### SOURCE MATERIAL
-- begin --

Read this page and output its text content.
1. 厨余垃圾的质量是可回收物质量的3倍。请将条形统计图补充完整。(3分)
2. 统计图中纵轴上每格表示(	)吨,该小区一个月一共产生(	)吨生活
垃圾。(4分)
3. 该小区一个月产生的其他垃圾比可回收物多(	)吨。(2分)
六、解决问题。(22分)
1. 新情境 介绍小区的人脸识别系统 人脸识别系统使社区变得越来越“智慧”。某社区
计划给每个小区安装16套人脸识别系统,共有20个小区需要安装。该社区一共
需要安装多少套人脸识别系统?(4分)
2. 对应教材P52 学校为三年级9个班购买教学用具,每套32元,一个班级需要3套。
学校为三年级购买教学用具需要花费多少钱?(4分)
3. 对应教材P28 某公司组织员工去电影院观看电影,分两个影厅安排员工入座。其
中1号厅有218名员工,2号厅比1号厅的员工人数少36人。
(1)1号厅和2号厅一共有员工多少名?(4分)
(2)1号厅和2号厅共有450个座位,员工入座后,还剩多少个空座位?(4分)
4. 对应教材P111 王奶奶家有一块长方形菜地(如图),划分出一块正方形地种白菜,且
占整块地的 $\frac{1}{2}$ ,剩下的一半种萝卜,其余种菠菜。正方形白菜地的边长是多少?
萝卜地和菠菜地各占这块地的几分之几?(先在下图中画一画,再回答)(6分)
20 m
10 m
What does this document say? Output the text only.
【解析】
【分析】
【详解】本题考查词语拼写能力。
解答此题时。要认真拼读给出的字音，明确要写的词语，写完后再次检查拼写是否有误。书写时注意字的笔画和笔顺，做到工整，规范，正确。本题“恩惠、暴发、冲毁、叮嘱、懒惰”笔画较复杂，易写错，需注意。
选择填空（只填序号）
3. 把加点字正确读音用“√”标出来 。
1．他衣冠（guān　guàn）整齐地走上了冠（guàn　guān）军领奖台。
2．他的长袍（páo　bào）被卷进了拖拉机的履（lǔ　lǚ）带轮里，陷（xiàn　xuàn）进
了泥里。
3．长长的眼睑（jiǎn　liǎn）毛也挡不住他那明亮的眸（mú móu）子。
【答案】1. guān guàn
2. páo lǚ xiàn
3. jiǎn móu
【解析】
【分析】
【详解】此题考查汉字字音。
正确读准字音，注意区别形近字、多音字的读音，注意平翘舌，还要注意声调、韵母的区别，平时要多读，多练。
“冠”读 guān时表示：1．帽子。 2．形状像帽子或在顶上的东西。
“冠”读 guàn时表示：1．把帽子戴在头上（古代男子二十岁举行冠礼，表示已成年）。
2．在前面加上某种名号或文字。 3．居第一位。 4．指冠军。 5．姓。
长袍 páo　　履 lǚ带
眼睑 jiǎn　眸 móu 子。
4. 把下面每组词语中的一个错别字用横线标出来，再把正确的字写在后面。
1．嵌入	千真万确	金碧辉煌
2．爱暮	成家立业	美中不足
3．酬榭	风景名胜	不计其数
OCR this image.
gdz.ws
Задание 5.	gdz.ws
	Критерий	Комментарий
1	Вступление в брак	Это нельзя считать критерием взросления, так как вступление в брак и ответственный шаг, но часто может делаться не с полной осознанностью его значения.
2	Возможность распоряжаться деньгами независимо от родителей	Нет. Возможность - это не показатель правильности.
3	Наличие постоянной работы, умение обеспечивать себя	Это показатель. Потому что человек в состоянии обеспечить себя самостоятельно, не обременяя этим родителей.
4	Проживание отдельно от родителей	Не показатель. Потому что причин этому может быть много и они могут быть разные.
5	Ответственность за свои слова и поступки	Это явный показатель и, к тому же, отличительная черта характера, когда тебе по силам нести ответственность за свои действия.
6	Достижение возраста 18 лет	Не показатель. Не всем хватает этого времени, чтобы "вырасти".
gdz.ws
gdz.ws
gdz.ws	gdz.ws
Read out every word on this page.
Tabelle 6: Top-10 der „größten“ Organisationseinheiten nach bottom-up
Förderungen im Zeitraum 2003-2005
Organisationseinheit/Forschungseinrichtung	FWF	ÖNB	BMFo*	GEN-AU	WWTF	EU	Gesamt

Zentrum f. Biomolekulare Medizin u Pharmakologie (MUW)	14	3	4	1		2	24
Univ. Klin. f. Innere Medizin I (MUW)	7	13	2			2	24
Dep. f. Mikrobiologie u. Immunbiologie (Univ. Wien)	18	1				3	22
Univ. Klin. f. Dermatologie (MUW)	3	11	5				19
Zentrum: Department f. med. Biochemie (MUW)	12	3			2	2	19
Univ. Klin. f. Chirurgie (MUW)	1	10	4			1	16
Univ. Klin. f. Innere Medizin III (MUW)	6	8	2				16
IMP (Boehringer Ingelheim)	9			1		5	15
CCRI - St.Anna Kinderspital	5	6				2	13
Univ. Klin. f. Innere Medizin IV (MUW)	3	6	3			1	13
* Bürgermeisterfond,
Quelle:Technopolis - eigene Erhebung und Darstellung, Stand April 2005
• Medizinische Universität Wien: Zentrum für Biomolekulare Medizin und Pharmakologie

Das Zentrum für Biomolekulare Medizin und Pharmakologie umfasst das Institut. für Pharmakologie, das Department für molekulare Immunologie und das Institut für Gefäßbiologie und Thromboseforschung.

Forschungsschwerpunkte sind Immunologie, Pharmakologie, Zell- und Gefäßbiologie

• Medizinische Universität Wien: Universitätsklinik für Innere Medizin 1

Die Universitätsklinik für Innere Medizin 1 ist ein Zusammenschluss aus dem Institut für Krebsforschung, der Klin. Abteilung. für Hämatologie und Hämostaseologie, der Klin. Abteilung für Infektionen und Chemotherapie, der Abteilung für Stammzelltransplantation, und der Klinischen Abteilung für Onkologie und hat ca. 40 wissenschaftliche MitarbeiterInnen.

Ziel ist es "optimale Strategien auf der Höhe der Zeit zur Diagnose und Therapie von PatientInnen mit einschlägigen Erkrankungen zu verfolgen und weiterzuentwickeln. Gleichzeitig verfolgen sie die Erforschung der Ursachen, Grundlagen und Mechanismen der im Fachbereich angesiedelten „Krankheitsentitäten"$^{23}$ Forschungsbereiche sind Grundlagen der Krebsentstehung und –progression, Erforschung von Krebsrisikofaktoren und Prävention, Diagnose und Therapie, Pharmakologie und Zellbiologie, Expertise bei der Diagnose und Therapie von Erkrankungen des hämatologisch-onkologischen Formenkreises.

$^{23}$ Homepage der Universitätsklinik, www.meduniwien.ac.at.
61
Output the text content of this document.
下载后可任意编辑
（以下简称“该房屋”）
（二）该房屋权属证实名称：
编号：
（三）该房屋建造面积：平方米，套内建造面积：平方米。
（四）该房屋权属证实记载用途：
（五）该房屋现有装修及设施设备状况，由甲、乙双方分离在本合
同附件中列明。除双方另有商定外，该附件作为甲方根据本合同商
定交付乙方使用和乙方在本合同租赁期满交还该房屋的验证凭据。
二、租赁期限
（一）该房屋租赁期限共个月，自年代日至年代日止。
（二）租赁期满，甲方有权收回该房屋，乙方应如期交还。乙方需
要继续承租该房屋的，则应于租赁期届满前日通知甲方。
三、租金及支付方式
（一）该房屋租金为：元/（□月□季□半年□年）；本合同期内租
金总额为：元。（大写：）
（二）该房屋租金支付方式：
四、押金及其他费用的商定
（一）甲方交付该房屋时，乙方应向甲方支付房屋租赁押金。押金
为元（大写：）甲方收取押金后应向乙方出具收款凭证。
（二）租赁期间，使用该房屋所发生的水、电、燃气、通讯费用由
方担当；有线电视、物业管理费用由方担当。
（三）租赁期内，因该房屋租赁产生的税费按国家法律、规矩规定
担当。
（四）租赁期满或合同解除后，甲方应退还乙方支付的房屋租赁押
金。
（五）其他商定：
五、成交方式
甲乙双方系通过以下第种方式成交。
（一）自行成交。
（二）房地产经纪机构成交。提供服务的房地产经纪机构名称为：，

-- end --

### YOUR GOAL
Gather up the lines containing the word "this" from these records and copy them.

### ANSWER FOR THE TASK
Read this page and output its text content.
What does this document say? Output the text only.
OCR this image.
Read out every word on this page.
Output the text content of this document.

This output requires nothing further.